= DATA =

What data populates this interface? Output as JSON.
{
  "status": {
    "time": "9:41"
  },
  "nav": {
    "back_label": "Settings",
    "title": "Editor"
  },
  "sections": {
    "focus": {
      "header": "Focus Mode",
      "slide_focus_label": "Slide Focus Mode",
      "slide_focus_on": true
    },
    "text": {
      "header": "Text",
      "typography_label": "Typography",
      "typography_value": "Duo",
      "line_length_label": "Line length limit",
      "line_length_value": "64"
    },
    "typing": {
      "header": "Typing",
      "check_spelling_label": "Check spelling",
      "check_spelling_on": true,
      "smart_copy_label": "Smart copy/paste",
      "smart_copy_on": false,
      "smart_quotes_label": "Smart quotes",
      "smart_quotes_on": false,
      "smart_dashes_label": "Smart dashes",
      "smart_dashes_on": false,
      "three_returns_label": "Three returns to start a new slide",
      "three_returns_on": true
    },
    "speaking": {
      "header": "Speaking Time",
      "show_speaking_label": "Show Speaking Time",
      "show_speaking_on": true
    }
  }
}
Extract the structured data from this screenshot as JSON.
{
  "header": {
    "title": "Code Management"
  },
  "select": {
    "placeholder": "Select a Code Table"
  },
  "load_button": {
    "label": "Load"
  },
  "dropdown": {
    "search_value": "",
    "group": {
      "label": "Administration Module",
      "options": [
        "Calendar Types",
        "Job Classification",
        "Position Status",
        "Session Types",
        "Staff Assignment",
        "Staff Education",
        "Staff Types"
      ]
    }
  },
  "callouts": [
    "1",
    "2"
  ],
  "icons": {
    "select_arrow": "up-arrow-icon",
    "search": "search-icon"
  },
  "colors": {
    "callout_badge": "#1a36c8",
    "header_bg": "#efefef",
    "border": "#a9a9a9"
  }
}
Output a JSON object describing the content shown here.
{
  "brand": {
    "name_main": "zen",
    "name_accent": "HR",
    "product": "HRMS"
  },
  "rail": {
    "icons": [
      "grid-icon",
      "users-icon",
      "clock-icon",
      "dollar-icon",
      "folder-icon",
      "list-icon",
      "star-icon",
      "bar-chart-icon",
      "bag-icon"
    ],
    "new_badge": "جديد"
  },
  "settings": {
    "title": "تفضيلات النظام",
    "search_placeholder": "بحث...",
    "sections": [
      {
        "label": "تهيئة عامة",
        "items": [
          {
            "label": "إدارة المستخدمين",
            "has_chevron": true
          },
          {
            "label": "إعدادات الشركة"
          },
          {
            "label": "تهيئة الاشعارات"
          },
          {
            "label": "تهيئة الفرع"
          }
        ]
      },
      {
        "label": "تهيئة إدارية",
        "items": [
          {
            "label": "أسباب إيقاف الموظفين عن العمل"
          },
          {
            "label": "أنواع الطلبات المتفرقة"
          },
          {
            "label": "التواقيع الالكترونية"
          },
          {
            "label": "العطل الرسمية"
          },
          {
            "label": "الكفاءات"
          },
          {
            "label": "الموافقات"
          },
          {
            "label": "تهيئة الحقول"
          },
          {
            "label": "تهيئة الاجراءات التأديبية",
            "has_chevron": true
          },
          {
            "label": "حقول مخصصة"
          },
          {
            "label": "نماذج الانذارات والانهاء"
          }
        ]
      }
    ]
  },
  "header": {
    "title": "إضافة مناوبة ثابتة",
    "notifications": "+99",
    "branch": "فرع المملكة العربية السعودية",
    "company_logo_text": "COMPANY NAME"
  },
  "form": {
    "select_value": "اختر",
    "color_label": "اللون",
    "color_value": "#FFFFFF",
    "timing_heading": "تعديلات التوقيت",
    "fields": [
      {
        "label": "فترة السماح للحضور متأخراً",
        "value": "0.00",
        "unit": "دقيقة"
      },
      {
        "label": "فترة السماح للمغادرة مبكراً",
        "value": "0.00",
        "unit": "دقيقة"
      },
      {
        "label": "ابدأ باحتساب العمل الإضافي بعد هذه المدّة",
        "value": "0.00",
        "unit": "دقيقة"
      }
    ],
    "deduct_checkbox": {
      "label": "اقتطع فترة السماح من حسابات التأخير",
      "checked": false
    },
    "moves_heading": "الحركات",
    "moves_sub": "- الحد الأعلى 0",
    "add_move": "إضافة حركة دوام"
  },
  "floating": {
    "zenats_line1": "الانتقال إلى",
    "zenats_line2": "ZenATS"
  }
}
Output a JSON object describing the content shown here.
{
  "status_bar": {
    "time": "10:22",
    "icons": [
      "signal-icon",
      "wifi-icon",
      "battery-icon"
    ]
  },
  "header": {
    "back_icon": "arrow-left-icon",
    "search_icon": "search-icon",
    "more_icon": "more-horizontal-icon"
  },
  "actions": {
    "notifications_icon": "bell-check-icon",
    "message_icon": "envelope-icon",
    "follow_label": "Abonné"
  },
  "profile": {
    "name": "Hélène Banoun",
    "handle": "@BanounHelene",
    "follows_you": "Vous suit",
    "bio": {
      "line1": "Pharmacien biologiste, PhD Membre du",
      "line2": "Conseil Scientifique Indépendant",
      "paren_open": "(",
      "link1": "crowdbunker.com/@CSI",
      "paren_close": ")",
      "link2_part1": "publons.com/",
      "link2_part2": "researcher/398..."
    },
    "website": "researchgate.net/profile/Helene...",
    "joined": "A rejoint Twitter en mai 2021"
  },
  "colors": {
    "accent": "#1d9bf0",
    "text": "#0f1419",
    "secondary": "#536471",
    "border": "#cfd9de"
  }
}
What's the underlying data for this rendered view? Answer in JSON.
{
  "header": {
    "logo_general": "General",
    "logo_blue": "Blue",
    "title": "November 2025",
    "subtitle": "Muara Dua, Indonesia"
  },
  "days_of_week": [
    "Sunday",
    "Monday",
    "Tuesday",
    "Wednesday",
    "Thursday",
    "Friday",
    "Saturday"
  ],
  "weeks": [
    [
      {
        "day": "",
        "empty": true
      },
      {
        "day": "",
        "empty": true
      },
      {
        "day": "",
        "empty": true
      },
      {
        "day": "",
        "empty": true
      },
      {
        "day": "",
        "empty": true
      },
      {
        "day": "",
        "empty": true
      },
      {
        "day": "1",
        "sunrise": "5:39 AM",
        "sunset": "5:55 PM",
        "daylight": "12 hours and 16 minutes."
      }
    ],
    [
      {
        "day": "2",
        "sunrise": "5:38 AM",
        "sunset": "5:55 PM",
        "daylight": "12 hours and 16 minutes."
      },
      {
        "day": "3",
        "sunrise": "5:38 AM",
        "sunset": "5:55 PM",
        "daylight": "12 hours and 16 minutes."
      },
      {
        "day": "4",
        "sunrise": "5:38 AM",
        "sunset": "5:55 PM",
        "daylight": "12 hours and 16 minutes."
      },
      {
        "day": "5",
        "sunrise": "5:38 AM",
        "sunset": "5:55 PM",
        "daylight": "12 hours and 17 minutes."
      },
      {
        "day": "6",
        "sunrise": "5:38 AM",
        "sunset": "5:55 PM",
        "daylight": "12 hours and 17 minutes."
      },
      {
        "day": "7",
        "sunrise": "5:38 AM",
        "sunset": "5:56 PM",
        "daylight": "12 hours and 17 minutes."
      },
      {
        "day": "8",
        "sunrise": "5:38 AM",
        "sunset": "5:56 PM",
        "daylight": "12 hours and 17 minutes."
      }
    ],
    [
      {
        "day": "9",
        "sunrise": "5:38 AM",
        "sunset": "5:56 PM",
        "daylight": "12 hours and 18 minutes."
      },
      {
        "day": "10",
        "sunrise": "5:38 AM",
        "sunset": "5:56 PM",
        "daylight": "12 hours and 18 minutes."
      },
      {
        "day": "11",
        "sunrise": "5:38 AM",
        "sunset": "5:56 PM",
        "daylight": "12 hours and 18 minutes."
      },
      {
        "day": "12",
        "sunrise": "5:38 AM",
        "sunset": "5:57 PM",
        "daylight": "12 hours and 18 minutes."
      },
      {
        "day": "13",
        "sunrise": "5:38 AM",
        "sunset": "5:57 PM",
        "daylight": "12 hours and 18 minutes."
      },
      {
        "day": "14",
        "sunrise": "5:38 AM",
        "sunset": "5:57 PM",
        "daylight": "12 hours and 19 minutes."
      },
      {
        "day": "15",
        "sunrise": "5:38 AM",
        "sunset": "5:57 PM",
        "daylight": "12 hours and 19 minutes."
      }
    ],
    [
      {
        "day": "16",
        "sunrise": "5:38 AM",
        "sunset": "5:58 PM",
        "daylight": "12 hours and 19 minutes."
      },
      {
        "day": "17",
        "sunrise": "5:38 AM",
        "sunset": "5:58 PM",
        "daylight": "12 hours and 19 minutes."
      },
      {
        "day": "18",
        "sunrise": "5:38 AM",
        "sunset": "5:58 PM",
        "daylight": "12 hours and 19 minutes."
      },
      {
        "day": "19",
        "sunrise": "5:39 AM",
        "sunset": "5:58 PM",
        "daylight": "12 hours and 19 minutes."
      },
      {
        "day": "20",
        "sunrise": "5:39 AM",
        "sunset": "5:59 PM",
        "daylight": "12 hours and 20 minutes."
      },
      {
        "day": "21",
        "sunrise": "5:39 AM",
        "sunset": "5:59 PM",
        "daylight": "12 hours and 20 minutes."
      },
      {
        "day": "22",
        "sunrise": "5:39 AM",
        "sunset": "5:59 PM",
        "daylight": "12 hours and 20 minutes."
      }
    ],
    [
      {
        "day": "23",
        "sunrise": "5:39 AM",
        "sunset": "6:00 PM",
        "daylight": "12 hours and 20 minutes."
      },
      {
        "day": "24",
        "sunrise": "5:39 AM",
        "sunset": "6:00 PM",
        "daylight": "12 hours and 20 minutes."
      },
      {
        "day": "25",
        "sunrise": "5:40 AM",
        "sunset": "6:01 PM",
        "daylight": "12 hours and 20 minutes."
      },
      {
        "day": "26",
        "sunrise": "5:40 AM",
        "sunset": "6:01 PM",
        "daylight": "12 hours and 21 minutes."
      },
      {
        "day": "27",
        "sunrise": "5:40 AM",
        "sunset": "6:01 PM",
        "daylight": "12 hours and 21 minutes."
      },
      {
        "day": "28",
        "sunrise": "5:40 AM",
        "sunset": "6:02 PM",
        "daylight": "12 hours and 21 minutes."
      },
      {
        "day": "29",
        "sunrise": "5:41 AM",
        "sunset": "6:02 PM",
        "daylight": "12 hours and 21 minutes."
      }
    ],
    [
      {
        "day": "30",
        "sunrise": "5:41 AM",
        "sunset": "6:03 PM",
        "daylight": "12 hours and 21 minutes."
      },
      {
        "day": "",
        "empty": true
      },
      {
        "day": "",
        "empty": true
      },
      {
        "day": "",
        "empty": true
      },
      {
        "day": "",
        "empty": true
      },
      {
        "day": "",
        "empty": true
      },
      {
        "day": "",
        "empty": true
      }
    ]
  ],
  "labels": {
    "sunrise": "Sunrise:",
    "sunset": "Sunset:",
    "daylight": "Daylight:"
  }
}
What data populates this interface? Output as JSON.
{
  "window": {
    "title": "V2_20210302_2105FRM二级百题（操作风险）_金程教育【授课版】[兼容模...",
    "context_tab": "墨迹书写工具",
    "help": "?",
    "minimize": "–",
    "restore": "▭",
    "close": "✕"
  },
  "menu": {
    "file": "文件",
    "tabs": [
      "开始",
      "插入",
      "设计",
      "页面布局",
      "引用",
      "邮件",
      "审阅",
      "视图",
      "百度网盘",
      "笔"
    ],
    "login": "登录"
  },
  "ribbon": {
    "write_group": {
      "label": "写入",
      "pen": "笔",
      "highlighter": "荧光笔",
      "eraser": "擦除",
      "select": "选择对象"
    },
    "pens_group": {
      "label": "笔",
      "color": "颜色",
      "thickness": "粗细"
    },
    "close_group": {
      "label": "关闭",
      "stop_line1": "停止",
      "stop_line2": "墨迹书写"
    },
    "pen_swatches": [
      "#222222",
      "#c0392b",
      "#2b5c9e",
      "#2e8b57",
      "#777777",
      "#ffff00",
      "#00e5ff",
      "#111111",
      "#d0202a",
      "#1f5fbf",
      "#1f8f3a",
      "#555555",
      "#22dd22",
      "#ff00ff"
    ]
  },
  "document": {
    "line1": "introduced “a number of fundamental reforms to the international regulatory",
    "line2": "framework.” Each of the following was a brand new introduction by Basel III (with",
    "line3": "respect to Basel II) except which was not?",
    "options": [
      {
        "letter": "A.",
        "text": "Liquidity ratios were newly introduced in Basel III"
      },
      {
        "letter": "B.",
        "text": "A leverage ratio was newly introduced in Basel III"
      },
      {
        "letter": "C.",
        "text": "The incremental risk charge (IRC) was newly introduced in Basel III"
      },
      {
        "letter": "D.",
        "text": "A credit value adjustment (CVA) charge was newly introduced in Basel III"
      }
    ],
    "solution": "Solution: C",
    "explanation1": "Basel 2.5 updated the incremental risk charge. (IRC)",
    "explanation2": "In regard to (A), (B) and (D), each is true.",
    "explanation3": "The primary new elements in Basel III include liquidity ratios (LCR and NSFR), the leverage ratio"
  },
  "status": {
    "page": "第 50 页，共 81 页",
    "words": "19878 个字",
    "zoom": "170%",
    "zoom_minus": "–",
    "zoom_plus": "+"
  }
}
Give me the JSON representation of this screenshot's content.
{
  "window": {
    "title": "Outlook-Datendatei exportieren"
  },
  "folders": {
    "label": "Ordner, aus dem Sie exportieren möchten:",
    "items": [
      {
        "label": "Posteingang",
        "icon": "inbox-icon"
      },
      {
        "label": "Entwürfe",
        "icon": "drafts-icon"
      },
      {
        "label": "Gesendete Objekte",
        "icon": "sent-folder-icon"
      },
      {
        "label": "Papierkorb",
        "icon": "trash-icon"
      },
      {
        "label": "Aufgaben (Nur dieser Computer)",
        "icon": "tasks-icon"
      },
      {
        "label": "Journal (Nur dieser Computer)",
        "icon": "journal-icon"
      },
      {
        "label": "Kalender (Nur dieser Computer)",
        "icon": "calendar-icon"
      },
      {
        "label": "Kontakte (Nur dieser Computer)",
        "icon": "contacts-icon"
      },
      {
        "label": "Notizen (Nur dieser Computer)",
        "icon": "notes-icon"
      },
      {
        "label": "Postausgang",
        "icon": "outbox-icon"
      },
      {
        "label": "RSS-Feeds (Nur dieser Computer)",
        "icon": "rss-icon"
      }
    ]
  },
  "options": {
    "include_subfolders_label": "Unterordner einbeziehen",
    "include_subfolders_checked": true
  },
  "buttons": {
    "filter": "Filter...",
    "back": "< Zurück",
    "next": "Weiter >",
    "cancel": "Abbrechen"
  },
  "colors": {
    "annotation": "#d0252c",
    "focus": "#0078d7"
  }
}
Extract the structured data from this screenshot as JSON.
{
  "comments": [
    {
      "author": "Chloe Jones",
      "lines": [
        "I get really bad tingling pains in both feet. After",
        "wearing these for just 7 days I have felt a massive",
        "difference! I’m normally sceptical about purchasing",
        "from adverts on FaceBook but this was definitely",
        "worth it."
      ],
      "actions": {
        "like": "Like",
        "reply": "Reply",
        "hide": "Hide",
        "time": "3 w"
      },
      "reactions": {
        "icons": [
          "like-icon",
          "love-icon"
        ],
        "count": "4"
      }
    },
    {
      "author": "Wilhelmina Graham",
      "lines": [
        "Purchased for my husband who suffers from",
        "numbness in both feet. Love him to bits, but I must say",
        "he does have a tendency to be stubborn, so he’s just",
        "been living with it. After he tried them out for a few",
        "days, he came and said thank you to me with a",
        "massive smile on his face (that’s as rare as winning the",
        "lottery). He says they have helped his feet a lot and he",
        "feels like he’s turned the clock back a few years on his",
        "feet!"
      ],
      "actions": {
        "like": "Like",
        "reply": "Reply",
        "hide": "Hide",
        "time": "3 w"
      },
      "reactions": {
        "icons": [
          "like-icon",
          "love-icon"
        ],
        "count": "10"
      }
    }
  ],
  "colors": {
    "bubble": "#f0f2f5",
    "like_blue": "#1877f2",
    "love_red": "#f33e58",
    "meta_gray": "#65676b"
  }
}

= WHAT NEEDS TO BE DONE =
From the listing above, copy all lines holding the word "Computer".

= TASK SOLUTION =
        "label": "Aufgaben (Nur dieser Computer)",
        "label": "Journal (Nur dieser Computer)",
        "label": "Kalender (Nur dieser Computer)",
        "label": "Kontakte (Nur dieser Computer)",
        "label": "Notizen (Nur dieser Computer)",
        "label": "RSS-Feeds (Nur dieser Computer)",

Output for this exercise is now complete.